Objective → Can you rewrite everything from "List UI elements" down to "column-header-action[interactable]: Action [184,153,217,167]" with "task-timer-icon" substituted for "task-clock-icon" and every other part left unchanged?

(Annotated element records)
>> Start
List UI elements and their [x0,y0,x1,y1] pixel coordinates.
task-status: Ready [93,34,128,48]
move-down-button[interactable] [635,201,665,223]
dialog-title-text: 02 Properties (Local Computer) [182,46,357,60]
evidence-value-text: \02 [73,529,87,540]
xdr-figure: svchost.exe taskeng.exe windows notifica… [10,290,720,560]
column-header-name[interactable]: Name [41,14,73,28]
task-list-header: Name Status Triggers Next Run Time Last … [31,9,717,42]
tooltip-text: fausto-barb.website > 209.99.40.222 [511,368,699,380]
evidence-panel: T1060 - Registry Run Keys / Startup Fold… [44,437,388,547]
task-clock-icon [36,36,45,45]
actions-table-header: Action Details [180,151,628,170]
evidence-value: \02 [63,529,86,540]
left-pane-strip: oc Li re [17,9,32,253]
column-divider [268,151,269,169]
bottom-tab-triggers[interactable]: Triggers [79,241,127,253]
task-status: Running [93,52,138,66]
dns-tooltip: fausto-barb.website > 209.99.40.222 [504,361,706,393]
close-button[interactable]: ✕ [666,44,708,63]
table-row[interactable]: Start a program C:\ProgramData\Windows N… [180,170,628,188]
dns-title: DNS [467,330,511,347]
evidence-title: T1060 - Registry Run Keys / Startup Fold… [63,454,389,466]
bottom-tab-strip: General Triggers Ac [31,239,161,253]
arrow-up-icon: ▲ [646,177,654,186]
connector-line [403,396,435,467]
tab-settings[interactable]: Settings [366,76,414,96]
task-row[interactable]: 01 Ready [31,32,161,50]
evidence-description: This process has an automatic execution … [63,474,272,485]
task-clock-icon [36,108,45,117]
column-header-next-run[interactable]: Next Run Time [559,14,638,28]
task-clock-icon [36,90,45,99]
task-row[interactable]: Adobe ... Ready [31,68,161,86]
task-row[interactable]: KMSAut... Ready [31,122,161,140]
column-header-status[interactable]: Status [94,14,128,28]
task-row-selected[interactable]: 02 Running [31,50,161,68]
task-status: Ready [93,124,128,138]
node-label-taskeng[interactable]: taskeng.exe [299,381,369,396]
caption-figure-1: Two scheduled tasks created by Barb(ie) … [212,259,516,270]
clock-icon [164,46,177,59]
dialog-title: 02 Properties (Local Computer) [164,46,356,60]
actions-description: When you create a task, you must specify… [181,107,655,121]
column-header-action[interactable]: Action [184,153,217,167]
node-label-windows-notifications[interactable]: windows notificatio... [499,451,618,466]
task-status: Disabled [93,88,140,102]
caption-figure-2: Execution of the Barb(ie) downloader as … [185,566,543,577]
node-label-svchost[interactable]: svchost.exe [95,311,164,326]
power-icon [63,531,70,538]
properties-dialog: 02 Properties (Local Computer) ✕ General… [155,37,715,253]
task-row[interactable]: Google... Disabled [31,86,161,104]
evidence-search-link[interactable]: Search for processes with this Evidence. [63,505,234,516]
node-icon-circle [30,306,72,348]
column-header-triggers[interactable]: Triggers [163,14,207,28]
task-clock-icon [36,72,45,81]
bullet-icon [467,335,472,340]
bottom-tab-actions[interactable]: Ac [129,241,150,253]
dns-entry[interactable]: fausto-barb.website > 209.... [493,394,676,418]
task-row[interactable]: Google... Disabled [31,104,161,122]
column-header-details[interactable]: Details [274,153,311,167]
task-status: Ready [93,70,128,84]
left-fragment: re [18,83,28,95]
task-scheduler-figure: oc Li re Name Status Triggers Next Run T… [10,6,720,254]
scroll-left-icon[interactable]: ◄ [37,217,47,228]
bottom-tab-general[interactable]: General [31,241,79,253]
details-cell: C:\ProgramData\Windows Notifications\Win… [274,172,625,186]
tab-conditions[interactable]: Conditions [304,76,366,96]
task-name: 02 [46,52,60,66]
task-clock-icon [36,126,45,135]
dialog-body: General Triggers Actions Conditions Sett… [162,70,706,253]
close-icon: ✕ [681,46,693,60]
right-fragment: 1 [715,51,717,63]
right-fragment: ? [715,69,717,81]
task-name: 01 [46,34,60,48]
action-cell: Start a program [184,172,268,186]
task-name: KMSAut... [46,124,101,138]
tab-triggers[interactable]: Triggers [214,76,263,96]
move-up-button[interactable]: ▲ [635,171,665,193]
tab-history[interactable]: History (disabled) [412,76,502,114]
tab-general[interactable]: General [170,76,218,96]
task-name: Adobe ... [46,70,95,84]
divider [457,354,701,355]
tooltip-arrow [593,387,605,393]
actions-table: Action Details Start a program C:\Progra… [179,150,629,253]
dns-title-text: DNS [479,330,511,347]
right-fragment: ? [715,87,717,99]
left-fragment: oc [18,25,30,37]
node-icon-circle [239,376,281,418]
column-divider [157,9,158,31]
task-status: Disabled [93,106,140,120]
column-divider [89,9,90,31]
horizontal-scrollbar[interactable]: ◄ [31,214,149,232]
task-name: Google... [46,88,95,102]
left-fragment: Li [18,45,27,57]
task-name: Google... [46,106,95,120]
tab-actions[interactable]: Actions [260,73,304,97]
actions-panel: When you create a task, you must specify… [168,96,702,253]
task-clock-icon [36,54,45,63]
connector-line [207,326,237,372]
>> End
>> Start
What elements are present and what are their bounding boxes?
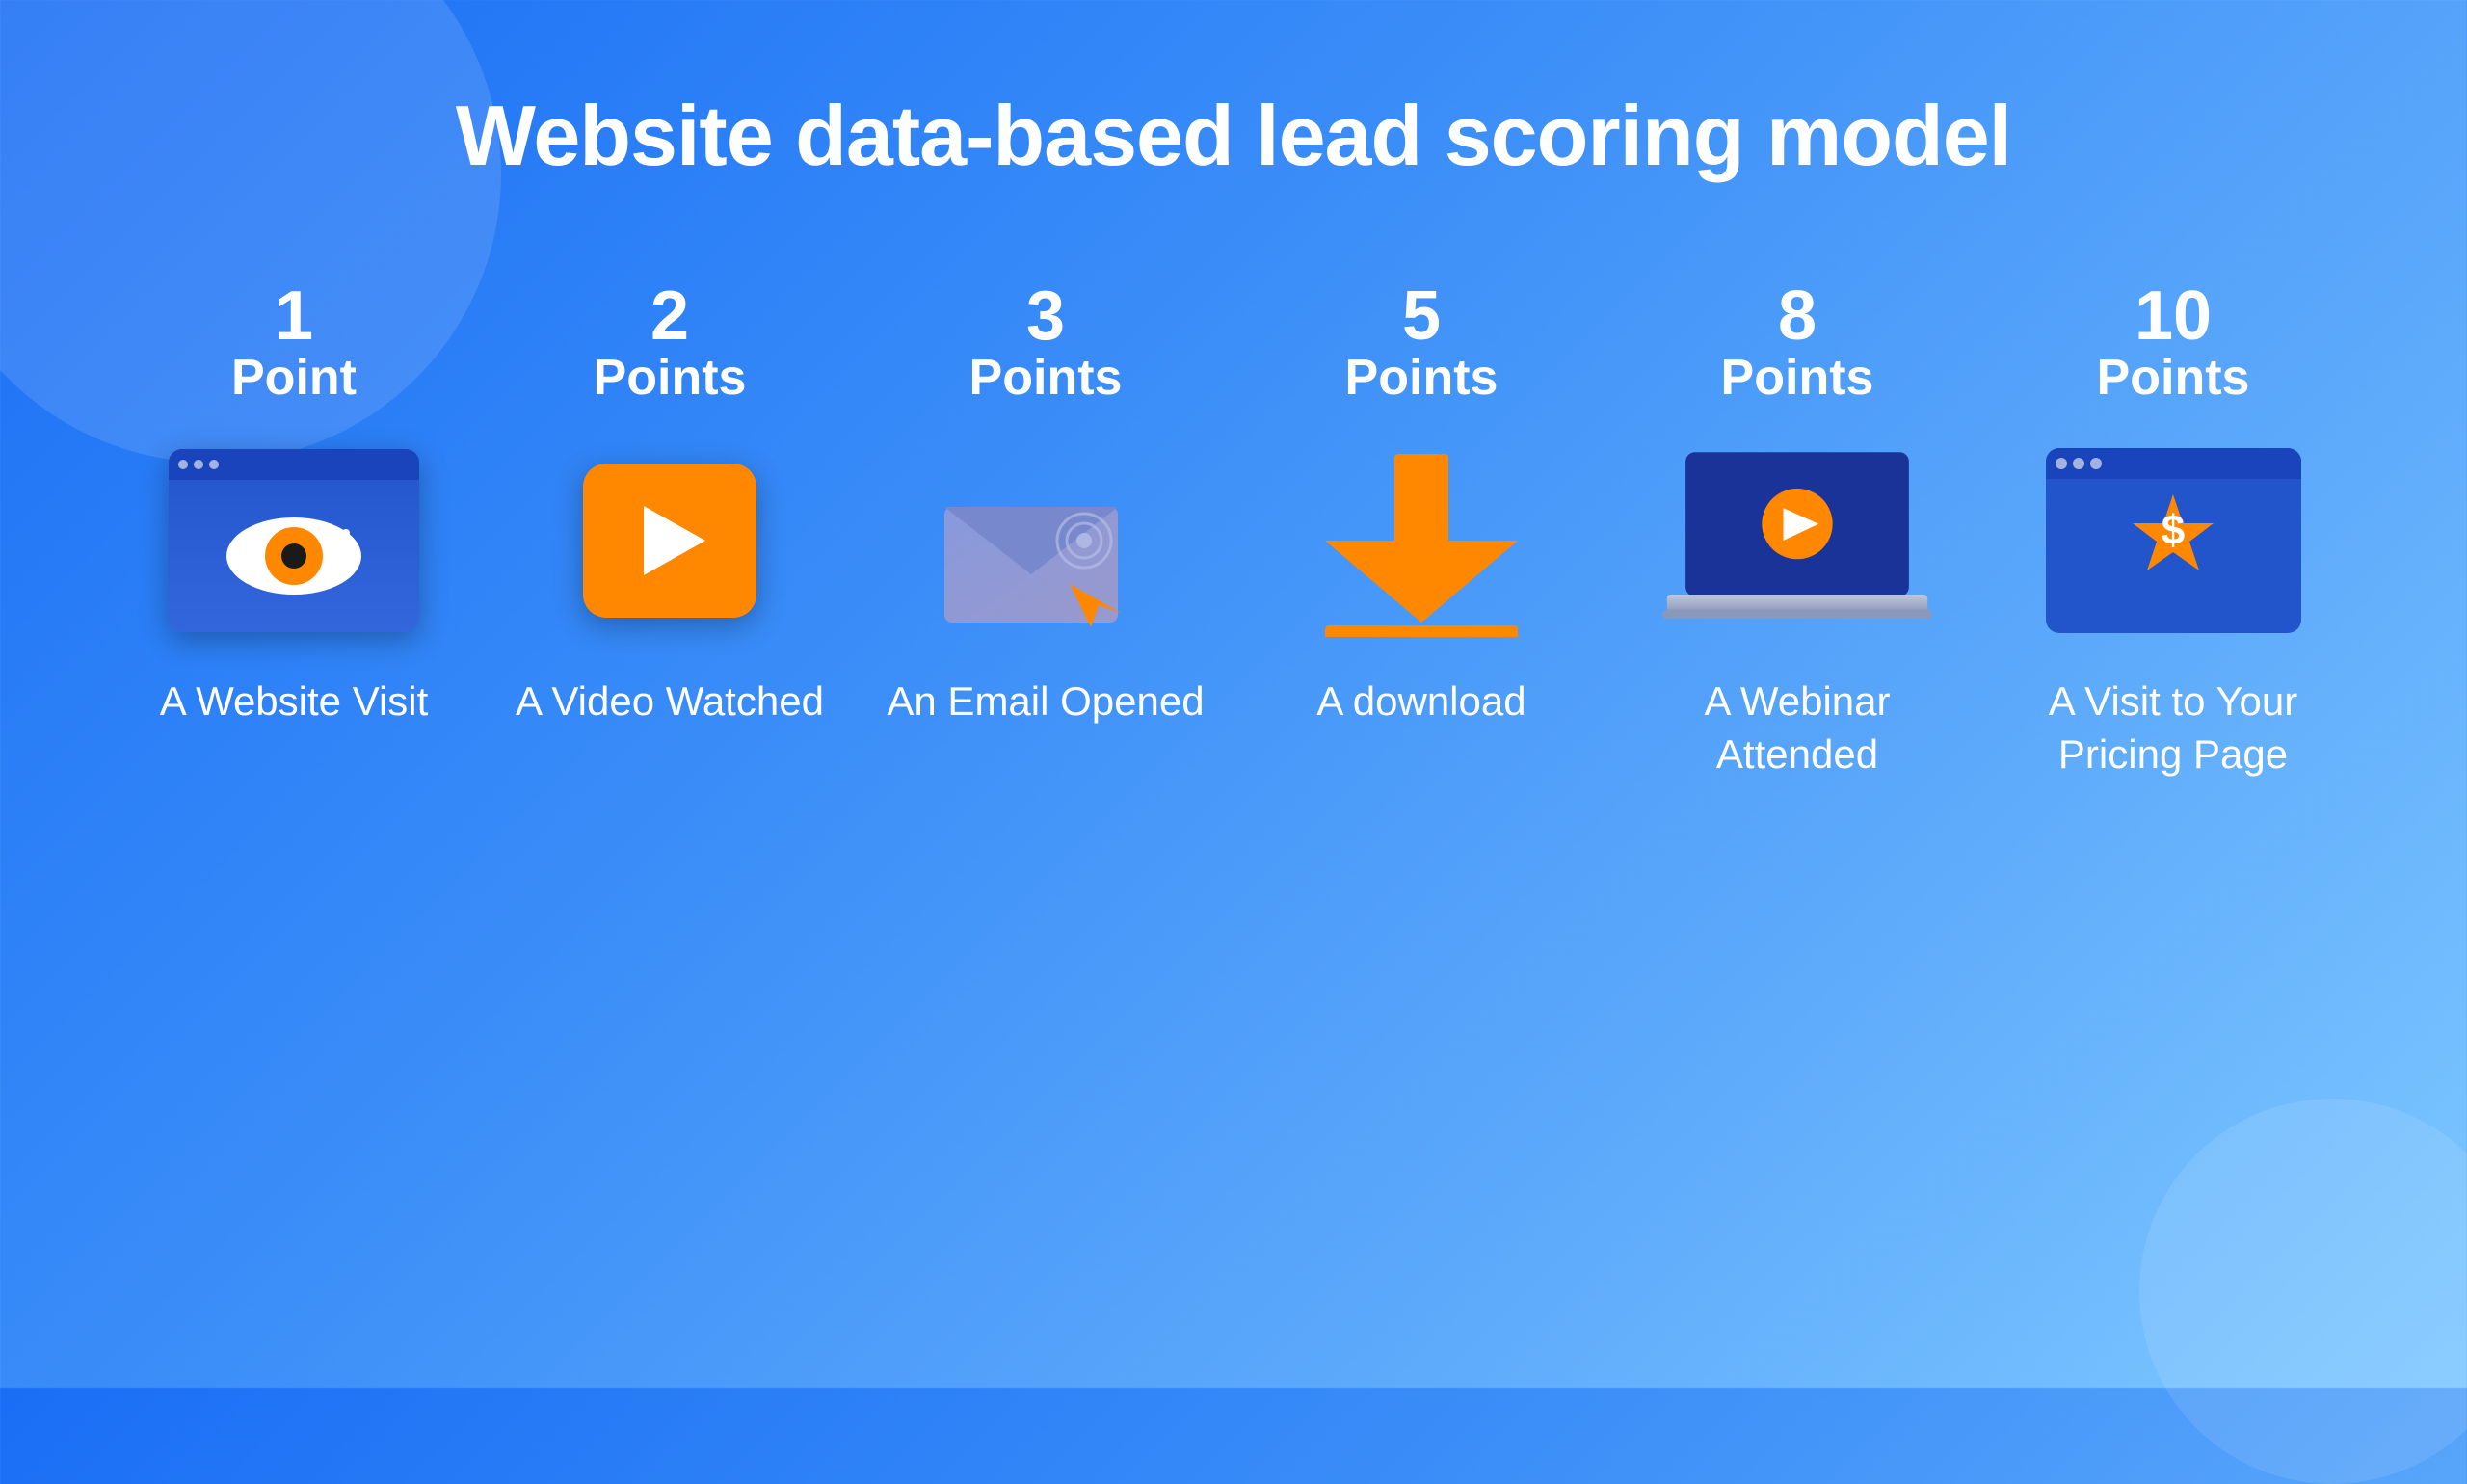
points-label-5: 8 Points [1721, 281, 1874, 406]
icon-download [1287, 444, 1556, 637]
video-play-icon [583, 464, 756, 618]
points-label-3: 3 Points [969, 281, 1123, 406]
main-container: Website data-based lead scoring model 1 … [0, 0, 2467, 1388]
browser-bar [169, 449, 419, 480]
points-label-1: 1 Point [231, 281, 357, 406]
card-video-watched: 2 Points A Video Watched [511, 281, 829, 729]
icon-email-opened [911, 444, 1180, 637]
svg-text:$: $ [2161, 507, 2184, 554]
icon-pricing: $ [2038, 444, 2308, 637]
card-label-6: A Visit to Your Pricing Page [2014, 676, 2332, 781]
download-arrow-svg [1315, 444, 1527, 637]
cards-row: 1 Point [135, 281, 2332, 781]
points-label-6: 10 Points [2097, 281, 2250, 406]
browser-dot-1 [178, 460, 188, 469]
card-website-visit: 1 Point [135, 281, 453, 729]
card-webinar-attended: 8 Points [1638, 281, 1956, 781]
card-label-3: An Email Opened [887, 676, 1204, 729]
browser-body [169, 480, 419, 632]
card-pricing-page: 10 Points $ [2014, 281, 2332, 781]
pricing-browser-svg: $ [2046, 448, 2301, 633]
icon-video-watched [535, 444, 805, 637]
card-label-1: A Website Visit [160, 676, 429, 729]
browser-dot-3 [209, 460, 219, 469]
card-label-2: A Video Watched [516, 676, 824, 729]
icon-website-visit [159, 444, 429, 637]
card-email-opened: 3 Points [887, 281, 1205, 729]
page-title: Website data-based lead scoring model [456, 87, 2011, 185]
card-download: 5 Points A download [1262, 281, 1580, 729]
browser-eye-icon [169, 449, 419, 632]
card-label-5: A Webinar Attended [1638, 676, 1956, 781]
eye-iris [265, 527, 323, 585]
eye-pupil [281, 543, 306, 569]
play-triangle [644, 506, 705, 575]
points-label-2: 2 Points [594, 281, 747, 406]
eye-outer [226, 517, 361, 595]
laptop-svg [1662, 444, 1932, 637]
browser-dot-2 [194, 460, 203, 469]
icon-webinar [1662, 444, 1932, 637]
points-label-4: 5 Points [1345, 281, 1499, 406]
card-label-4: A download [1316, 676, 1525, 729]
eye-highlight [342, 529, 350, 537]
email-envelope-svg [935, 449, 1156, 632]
>> End
Finished answer →
List UI elements and their [x0,y0,x1,y1] pixel coordinates.
task-status: Ready [93,34,128,48]
move-down-button[interactable] [635,201,665,223]
dialog-title-text: 02 Properties (Local Computer) [182,46,357,60]
evidence-value-text: \02 [73,529,87,540]
xdr-figure: svchost.exe taskeng.exe windows notifica… [10,290,720,560]
column-header-name[interactable]: Name [41,14,73,28]
task-list-header: Name Status Triggers Next Run Time Last … [31,9,717,42]
tooltip-text: fausto-barb.website > 209.99.40.222 [511,368,699,380]
evidence-panel: T1060 - Registry Run Keys / Startup Fold… [44,437,388,547]
task-timer-icon [36,36,45,45]
actions-table-header: Action Details [180,151,628,170]
evidence-value: \02 [63,529,86,540]
left-pane-strip: oc Li re [17,9,32,253]
column-divider [268,151,269,169]
bottom-tab-triggers[interactable]: Triggers [79,241,127,253]
task-status: Running [93,52,138,66]
dns-tooltip: fausto-barb.website > 209.99.40.222 [504,361,706,393]
close-button[interactable]: ✕ [666,44,708,63]
table-row[interactable]: Start a program C:\ProgramData\Windows N… [180,170,628,188]
dns-title: DNS [467,330,511,347]
evidence-title: T1060 - Registry Run Keys / Startup Fold… [63,454,389,466]
bottom-tab-strip: General Triggers Ac [31,239,161,253]
arrow-up-icon: ▲ [646,177,654,186]
connector-line [403,396,435,467]
tab-settings[interactable]: Settings [366,76,414,96]
task-row[interactable]: 01 Ready [31,32,161,50]
evidence-description: This process has an automatic execution … [63,474,272,485]
task-timer-icon [36,108,45,117]
column-header-next-run[interactable]: Next Run Time [559,14,638,28]
task-timer-icon [36,90,45,99]
task-row[interactable]: Adobe ... Ready [31,68,161,86]
task-row[interactable]: KMSAut... Ready [31,122,161,140]
column-header-status[interactable]: Status [94,14,128,28]
task-row-selected[interactable]: 02 Running [31,50,161,68]
task-status: Ready [93,124,128,138]
node-label-taskeng[interactable]: taskeng.exe [299,381,369,396]
caption-figure-1: Two scheduled tasks created by Barb(ie) … [212,259,516,270]
clock-icon [164,46,177,59]
dialog-title: 02 Properties (Local Computer) [164,46,356,60]
actions-description: When you create a task, you must specify… [181,107,655,121]
column-header-action[interactable]: Action [184,153,217,167]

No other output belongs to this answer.